◆ GIVEN REQUEST
Copy every entry precisely.

◆ RECORDS FOR THIS TASK
+ + + + + + +
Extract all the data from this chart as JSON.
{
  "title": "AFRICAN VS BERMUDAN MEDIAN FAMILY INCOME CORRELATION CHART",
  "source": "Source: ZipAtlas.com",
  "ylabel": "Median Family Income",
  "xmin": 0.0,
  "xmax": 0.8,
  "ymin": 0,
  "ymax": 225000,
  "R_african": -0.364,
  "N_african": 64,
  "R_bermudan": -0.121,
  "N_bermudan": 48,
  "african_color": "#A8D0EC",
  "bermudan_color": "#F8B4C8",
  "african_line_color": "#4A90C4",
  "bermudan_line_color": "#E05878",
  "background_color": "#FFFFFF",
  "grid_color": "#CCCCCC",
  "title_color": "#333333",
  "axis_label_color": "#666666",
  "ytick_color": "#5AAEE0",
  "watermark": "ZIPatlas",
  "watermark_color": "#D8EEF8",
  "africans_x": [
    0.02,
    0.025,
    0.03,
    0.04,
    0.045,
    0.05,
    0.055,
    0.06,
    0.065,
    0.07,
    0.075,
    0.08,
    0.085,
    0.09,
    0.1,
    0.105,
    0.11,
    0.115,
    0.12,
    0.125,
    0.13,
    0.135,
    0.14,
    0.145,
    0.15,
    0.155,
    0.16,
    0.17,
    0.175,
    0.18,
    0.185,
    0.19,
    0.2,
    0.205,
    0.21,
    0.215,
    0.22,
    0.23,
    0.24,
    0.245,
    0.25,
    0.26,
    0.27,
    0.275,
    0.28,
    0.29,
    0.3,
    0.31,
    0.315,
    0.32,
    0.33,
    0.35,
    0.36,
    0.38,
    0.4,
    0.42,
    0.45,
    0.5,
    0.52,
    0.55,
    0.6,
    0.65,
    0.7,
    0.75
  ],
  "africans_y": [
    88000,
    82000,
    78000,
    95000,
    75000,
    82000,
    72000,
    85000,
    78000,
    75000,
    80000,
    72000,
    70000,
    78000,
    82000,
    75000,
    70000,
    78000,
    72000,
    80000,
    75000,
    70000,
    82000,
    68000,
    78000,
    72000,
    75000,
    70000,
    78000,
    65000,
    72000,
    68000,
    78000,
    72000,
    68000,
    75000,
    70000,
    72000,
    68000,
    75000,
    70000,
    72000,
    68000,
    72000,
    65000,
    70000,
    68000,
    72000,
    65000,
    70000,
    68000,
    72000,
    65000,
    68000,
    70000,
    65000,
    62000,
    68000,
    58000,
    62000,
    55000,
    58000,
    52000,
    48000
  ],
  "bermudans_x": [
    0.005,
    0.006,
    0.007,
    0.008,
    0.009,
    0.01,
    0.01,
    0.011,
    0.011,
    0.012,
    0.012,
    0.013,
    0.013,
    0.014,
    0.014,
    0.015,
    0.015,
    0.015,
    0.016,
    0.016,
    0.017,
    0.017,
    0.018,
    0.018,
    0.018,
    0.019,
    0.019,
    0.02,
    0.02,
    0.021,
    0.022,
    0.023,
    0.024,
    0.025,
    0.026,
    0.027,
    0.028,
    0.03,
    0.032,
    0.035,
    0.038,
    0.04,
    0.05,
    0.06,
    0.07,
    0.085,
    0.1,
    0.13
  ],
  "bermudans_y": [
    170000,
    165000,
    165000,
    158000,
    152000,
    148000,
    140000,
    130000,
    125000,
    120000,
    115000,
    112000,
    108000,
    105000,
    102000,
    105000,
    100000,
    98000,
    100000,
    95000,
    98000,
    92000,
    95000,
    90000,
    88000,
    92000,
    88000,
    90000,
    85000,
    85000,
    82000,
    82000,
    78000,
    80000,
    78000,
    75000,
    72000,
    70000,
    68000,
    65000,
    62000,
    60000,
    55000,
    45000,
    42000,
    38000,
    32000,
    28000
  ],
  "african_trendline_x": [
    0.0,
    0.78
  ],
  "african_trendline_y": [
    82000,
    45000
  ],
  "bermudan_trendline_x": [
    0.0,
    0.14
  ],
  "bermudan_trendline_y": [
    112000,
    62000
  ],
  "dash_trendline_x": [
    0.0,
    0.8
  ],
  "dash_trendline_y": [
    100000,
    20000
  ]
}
+ + + + + + +
◆ ANSWER FOR THE TASK
Extract all the data from this chart as JSON.
{
  "title": "AFRICAN VS BERMUDAN MEDIAN FAMILY INCOME CORRELATION CHART",
  "source": "Source: ZipAtlas.com",
  "ylabel": "Median Family Income",
  "xmin": 0.0,
  "xmax": 0.8,
  "ymin": 0,
  "ymax": 225000,
  "R_african": -0.364,
  "N_african": 64,
  "R_bermudan": -0.121,
  "N_bermudan": 48,
  "african_color": "#A8D0EC",
  "bermudan_color": "#F8B4C8",
  "african_line_color": "#4A90C4",
  "bermudan_line_color": "#E05878",
  "background_color": "#FFFFFF",
  "grid_color": "#CCCCCC",
  "title_color": "#333333",
  "axis_label_color": "#666666",
  "ytick_color": "#5AAEE0",
  "watermark": "ZIPatlas",
  "watermark_color": "#D8EEF8",
  "africans_x": [
    0.02,
    0.025,
    0.03,
    0.04,
    0.045,
    0.05,
    0.055,
    0.06,
    0.065,
    0.07,
    0.075,
    0.08,
    0.085,
    0.09,
    0.1,
    0.105,
    0.11,
    0.115,
    0.12,
    0.125,
    0.13,
    0.135,
    0.14,
    0.145,
    0.15,
    0.155,
    0.16,
    0.17,
    0.175,
    0.18,
    0.185,
    0.19,
    0.2,
    0.205,
    0.21,
    0.215,
    0.22,
    0.23,
    0.24,
    0.245,
    0.25,
    0.26,
    0.27,
    0.275,
    0.28,
    0.29,
    0.3,
    0.31,
    0.315,
    0.32,
    0.33,
    0.35,
    0.36,
    0.38,
    0.4,
    0.42,
    0.45,
    0.5,
    0.52,
    0.55,
    0.6,
    0.65,
    0.7,
    0.75
  ],
  "africans_y": [
    88000,
    82000,
    78000,
    95000,
    75000,
    82000,
    72000,
    85000,
    78000,
    75000,
    80000,
    72000,
    70000,
    78000,
    82000,
    75000,
    70000,
    78000,
    72000,
    80000,
    75000,
    70000,
    82000,
    68000,
    78000,
    72000,
    75000,
    70000,
    78000,
    65000,
    72000,
    68000,
    78000,
    72000,
    68000,
    75000,
    70000,
    72000,
    68000,
    75000,
    70000,
    72000,
    68000,
    72000,
    65000,
    70000,
    68000,
    72000,
    65000,
    70000,
    68000,
    72000,
    65000,
    68000,
    70000,
    65000,
    62000,
    68000,
    58000,
    62000,
    55000,
    58000,
    52000,
    48000
  ],
  "bermudans_x": [
    0.005,
    0.006,
    0.007,
    0.008,
    0.009,
    0.01,
    0.01,
    0.011,
    0.011,
    0.012,
    0.012,
    0.013,
    0.013,
    0.014,
    0.014,
    0.015,
    0.015,
    0.015,
    0.016,
    0.016,
    0.017,
    0.017,
    0.018,
    0.018,
    0.018,
    0.019,
    0.019,
    0.02,
    0.02,
    0.021,
    0.022,
    0.023,
    0.024,
    0.025,
    0.026,
    0.027,
    0.028,
    0.03,
    0.032,
    0.035,
    0.038,
    0.04,
    0.05,
    0.06,
    0.07,
    0.085,
    0.1,
    0.13
  ],
  "bermudans_y": [
    170000,
    165000,
    165000,
    158000,
    152000,
    148000,
    140000,
    130000,
    125000,
    120000,
    115000,
    112000,
    108000,
    105000,
    102000,
    105000,
    100000,
    98000,
    100000,
    95000,
    98000,
    92000,
    95000,
    90000,
    88000,
    92000,
    88000,
    90000,
    85000,
    85000,
    82000,
    82000,
    78000,
    80000,
    78000,
    75000,
    72000,
    70000,
    68000,
    65000,
    62000,
    60000,
    55000,
    45000,
    42000,
    38000,
    32000,
    28000
  ],
  "african_trendline_x": [
    0.0,
    0.78
  ],
  "african_trendline_y": [
    82000,
    45000
  ],
  "bermudan_trendline_x": [
    0.0,
    0.14
  ],
  "bermudan_trendline_y": [
    112000,
    62000
  ],
  "dash_trendline_x": [
    0.0,
    0.8
  ],
  "dash_trendline_y": [
    100000,
    20000
  ]
}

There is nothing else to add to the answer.